Dataset items:
┌──

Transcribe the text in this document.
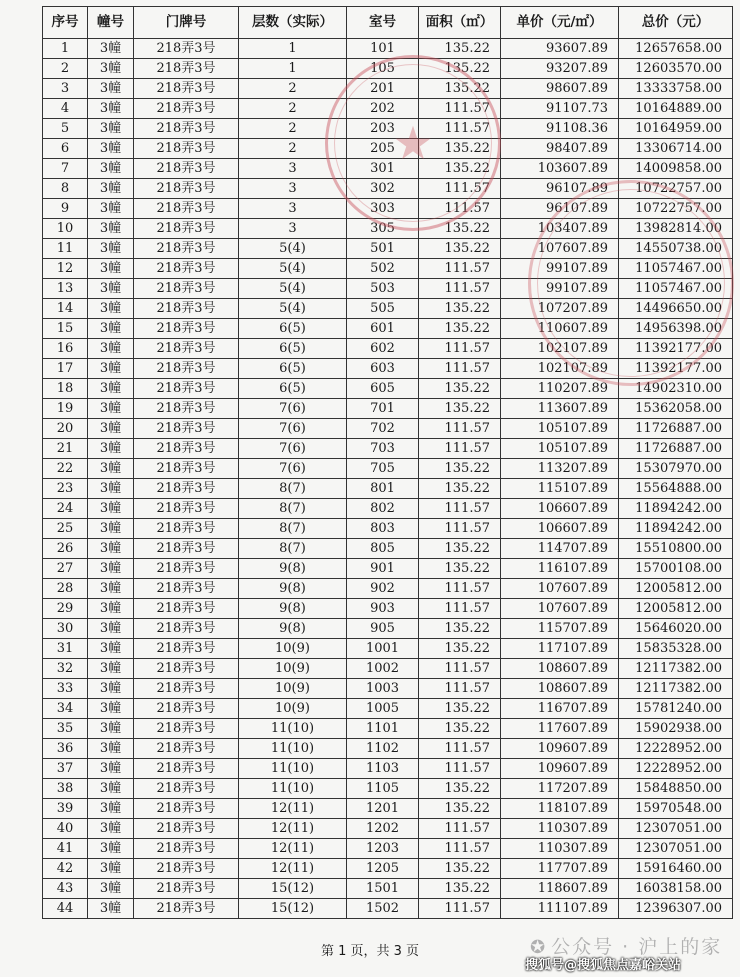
序号	幢号	门牌号	层数（实际）	室号	面积（㎡）	单价（元/㎡）	总价（元）
1	3幢	218弄3号	1	101	135.22	93607.89	12657658.00
2	3幢	218弄3号	1	105	135.22	93207.89	12603570.00
3	3幢	218弄3号	2	201	135.22	98607.89	13333758.00
4	3幢	218弄3号	2	202	111.57	91107.73	10164889.00
5	3幢	218弄3号	2	203	111.57	91108.36	10164959.00
6	3幢	218弄3号	2	205	135.22	98407.89	13306714.00
7	3幢	218弄3号	3	301	135.22	103607.89	14009858.00
8	3幢	218弄3号	3	302	111.57	96107.89	10722757.00
9	3幢	218弄3号	3	303	111.57	96107.89	10722757.00
10	3幢	218弄3号	3	305	135.22	103407.89	13982814.00
11	3幢	218弄3号	5(4)	501	135.22	107607.89	14550738.00
12	3幢	218弄3号	5(4)	502	111.57	99107.89	11057467.00
13	3幢	218弄3号	5(4)	503	111.57	99107.89	11057467.00
14	3幢	218弄3号	5(4)	505	135.22	107207.89	14496650.00
15	3幢	218弄3号	6(5)	601	135.22	110607.89	14956398.00
16	3幢	218弄3号	6(5)	602	111.57	102107.89	11392177.00
17	3幢	218弄3号	6(5)	603	111.57	102107.89	11392177.00
18	3幢	218弄3号	6(5)	605	135.22	110207.89	14902310.00
19	3幢	218弄3号	7(6)	701	135.22	113607.89	15362058.00
20	3幢	218弄3号	7(6)	702	111.57	105107.89	11726887.00
21	3幢	218弄3号	7(6)	703	111.57	105107.89	11726887.00
22	3幢	218弄3号	7(6)	705	135.22	113207.89	15307970.00
23	3幢	218弄3号	8(7)	801	135.22	115107.89	15564888.00
24	3幢	218弄3号	8(7)	802	111.57	106607.89	11894242.00
25	3幢	218弄3号	8(7)	803	111.57	106607.89	11894242.00
26	3幢	218弄3号	8(7)	805	135.22	114707.89	15510800.00
27	3幢	218弄3号	9(8)	901	135.22	116107.89	15700108.00
28	3幢	218弄3号	9(8)	902	111.57	107607.89	12005812.00
29	3幢	218弄3号	9(8)	903	111.57	107607.89	12005812.00
30	3幢	218弄3号	9(8)	905	135.22	115707.89	15646020.00
31	3幢	218弄3号	10(9)	1001	135.22	117107.89	15835328.00
32	3幢	218弄3号	10(9)	1002	111.57	108607.89	12117382.00
33	3幢	218弄3号	10(9)	1003	111.57	108607.89	12117382.00
34	3幢	218弄3号	10(9)	1005	135.22	116707.89	15781240.00
35	3幢	218弄3号	11(10)	1101	135.22	117607.89	15902938.00
36	3幢	218弄3号	11(10)	1102	111.57	109607.89	12228952.00
37	3幢	218弄3号	11(10)	1103	111.57	109607.89	12228952.00
38	3幢	218弄3号	11(10)	1105	135.22	117207.89	15848850.00
39	3幢	218弄3号	12(11)	1201	135.22	118107.89	15970548.00
40	3幢	218弄3号	12(11)	1202	111.57	110307.89	12307051.00
41	3幢	218弄3号	12(11)	1203	111.57	110307.89	12307051.00
42	3幢	218弄3号	12(11)	1205	135.22	117707.89	15916460.00
43	3幢	218弄3号	15(12)	1501	135.22	118607.89	16038158.00
44	3幢	218弄3号	15(12)	1502	111.57	111107.89	12396307.00
★
第 1 页，共 3 页	✪ 公众号 · 沪上的家
搜狐号@搜狐焦点嘉峪关站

└──

Transcribe the records above exactly, leaving out every picture.

Transcribe the text in this document.
序号	幢号	门牌号	层数（实际）	室号	面积（㎡）	单价（元/㎡）	总价（元）
1	3幢	218弄3号	1	101	135.22	93607.89	12657658.00
2	3幢	218弄3号	1	105	135.22	93207.89	12603570.00
3	3幢	218弄3号	2	201	135.22	98607.89	13333758.00
4	3幢	218弄3号	2	202	111.57	91107.73	10164889.00
5	3幢	218弄3号	2	203	111.57	91108.36	10164959.00
6	3幢	218弄3号	2	205	135.22	98407.89	13306714.00
7	3幢	218弄3号	3	301	135.22	103607.89	14009858.00
8	3幢	218弄3号	3	302	111.57	96107.89	10722757.00
9	3幢	218弄3号	3	303	111.57	96107.89	10722757.00
10	3幢	218弄3号	3	305	135.22	103407.89	13982814.00
11	3幢	218弄3号	5(4)	501	135.22	107607.89	14550738.00
12	3幢	218弄3号	5(4)	502	111.57	99107.89	11057467.00
13	3幢	218弄3号	5(4)	503	111.57	99107.89	11057467.00
14	3幢	218弄3号	5(4)	505	135.22	107207.89	14496650.00
15	3幢	218弄3号	6(5)	601	135.22	110607.89	14956398.00
16	3幢	218弄3号	6(5)	602	111.57	102107.89	11392177.00
17	3幢	218弄3号	6(5)	603	111.57	102107.89	11392177.00
18	3幢	218弄3号	6(5)	605	135.22	110207.89	14902310.00
19	3幢	218弄3号	7(6)	701	135.22	113607.89	15362058.00
20	3幢	218弄3号	7(6)	702	111.57	105107.89	11726887.00
21	3幢	218弄3号	7(6)	703	111.57	105107.89	11726887.00
22	3幢	218弄3号	7(6)	705	135.22	113207.89	15307970.00
23	3幢	218弄3号	8(7)	801	135.22	115107.89	15564888.00
24	3幢	218弄3号	8(7)	802	111.57	106607.89	11894242.00
25	3幢	218弄3号	8(7)	803	111.57	106607.89	11894242.00
26	3幢	218弄3号	8(7)	805	135.22	114707.89	15510800.00
27	3幢	218弄3号	9(8)	901	135.22	116107.89	15700108.00
28	3幢	218弄3号	9(8)	902	111.57	107607.89	12005812.00
29	3幢	218弄3号	9(8)	903	111.57	107607.89	12005812.00
30	3幢	218弄3号	9(8)	905	135.22	115707.89	15646020.00
31	3幢	218弄3号	10(9)	1001	135.22	117107.89	15835328.00
32	3幢	218弄3号	10(9)	1002	111.57	108607.89	12117382.00
33	3幢	218弄3号	10(9)	1003	111.57	108607.89	12117382.00
34	3幢	218弄3号	10(9)	1005	135.22	116707.89	15781240.00
35	3幢	218弄3号	11(10)	1101	135.22	117607.89	15902938.00
36	3幢	218弄3号	11(10)	1102	111.57	109607.89	12228952.00
37	3幢	218弄3号	11(10)	1103	111.57	109607.89	12228952.00
38	3幢	218弄3号	11(10)	1105	135.22	117207.89	15848850.00
39	3幢	218弄3号	12(11)	1201	135.22	118107.89	15970548.00
40	3幢	218弄3号	12(11)	1202	111.57	110307.89	12307051.00
41	3幢	218弄3号	12(11)	1203	111.57	110307.89	12307051.00
42	3幢	218弄3号	12(11)	1205	135.22	117707.89	15916460.00
43	3幢	218弄3号	15(12)	1501	135.22	118607.89	16038158.00
44	3幢	218弄3号	15(12)	1502	111.57	111107.89	12396307.00
★
第 1 页，共 3 页	✪ 公众号 · 沪上的家
搜狐号@搜狐焦点嘉峪关站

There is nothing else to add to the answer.